Your goal ->
All lines in which the word "JSON" occurs are to be extracted.

-- begin Data supplied --

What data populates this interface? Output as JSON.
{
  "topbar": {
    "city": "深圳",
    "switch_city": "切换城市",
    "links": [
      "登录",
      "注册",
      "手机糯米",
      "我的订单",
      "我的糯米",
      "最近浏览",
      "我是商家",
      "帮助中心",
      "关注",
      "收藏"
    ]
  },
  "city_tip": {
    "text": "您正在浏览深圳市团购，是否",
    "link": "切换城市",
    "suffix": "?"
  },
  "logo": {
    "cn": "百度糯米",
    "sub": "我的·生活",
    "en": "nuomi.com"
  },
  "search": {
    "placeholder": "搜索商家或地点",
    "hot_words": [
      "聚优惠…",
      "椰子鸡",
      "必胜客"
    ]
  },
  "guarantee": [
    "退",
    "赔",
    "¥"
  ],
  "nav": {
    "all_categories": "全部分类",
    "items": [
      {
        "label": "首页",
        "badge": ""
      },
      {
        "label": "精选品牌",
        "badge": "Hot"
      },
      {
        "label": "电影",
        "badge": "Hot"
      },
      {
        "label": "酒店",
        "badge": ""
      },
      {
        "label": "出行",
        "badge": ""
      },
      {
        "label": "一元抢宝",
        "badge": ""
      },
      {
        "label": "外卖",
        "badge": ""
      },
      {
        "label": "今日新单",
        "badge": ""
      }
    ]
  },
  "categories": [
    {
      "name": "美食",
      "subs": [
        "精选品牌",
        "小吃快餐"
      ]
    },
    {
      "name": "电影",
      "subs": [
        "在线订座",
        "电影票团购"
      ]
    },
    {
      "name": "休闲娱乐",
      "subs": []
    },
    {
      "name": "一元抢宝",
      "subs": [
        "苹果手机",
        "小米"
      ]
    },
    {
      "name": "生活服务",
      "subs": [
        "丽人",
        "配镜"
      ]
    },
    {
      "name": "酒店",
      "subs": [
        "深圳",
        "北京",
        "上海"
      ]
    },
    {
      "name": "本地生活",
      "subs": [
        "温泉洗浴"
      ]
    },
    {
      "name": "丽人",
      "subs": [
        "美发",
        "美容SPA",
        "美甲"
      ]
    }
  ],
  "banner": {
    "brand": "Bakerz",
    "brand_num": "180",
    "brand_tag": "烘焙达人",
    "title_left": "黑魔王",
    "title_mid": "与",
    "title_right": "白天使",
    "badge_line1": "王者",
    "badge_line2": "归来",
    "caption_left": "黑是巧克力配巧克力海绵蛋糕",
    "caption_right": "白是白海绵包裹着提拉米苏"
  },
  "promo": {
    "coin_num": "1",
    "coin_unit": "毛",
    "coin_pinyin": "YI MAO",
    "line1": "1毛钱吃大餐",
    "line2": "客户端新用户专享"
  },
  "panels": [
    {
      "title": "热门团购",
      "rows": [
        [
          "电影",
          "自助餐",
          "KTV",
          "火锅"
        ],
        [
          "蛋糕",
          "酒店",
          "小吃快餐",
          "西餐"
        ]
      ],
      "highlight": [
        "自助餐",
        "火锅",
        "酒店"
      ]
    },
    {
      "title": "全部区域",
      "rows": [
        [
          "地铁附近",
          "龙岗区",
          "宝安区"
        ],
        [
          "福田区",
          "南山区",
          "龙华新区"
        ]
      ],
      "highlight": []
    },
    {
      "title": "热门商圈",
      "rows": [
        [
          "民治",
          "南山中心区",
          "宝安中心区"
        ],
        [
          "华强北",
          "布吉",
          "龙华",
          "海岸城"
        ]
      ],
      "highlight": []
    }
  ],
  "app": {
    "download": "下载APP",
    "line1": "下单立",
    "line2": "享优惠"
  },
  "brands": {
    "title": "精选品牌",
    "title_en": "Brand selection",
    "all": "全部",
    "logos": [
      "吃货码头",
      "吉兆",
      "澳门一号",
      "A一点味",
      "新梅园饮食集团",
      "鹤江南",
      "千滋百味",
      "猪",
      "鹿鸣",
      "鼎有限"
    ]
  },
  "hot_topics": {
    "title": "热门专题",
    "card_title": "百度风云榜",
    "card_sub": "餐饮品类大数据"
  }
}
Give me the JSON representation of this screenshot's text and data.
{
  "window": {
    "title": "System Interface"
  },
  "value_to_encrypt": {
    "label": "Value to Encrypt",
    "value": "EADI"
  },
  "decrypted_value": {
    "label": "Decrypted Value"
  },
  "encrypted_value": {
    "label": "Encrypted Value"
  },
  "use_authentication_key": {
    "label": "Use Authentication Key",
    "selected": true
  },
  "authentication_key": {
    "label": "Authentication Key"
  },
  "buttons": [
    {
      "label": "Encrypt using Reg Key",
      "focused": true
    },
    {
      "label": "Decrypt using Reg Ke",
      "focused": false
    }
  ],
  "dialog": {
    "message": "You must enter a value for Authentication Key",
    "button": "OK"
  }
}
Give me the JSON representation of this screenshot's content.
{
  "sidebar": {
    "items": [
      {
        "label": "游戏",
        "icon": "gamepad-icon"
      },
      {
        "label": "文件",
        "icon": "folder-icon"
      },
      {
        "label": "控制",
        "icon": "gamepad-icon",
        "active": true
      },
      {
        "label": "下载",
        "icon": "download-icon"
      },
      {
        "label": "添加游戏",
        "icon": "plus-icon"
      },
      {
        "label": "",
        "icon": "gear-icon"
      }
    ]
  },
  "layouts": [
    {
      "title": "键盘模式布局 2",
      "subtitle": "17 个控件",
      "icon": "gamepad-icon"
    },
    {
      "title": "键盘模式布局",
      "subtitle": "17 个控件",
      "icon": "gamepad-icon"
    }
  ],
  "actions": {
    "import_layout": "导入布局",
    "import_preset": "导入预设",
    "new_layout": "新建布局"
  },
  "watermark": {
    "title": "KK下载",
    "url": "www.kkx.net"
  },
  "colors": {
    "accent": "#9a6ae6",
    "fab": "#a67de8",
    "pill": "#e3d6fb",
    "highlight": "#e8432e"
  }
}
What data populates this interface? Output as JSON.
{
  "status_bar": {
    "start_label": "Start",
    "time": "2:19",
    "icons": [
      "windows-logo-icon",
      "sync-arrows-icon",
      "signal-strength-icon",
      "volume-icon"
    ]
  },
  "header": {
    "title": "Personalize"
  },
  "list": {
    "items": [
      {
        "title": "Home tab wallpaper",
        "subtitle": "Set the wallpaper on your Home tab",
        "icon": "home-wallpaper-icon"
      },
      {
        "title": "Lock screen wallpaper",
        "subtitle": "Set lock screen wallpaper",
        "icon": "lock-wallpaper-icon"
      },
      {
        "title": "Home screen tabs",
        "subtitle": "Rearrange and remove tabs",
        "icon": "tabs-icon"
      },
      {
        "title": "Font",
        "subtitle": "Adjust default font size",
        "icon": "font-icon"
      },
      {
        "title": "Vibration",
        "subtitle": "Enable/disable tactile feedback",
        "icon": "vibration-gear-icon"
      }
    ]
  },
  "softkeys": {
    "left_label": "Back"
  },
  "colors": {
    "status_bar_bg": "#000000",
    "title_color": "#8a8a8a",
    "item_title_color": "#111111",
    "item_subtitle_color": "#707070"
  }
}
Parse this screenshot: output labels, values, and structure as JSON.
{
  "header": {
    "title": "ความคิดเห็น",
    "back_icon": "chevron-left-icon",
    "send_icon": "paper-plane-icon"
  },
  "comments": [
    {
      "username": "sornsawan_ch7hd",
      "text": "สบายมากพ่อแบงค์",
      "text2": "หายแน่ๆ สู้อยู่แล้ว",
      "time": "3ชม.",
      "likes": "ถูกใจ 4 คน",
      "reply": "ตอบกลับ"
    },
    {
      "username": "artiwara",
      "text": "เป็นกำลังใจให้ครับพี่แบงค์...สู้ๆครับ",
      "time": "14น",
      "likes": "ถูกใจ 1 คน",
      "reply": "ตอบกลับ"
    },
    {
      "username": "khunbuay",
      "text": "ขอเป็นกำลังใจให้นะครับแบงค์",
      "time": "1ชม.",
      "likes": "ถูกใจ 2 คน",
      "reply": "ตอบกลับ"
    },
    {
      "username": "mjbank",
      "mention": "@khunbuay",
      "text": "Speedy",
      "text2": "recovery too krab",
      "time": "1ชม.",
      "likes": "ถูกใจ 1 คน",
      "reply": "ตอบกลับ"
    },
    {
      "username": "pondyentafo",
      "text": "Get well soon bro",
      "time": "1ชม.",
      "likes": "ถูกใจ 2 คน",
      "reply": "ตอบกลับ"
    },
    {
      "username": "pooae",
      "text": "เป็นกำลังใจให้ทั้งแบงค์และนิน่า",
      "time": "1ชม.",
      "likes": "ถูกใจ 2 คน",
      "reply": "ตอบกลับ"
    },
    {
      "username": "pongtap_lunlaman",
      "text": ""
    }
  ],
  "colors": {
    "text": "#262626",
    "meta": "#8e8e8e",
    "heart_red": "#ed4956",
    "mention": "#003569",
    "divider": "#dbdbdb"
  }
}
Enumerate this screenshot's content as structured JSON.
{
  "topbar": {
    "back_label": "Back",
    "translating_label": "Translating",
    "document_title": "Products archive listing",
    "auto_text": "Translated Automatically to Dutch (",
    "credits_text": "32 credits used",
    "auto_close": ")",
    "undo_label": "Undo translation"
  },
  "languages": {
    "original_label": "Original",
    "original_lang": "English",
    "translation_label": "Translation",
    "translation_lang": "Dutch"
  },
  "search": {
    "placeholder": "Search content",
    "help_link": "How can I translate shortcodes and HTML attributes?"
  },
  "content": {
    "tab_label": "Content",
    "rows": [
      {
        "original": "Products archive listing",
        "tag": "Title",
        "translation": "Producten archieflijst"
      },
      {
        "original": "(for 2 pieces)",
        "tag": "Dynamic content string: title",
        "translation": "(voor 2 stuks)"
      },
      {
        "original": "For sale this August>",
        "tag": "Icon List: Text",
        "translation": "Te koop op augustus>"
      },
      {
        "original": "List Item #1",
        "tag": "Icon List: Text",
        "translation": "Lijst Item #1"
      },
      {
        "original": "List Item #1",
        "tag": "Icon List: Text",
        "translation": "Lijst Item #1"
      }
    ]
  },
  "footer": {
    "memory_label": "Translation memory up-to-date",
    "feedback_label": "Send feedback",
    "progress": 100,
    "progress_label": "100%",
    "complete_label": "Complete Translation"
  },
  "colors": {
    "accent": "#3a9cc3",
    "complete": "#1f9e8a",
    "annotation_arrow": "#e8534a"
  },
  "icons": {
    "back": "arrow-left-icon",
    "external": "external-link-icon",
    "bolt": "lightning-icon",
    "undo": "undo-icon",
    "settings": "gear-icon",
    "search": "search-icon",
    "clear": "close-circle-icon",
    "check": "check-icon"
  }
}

-- end Data supplied --

Solution for this exercise ->
What data populates this interface? Output as JSON.
Give me the JSON representation of this screenshot's text and data.
Give me the JSON representation of this screenshot's content.
What data populates this interface? Output as JSON.
Parse this screenshot: output labels, values, and structure as JSON.
Enumerate this screenshot's content as structured JSON.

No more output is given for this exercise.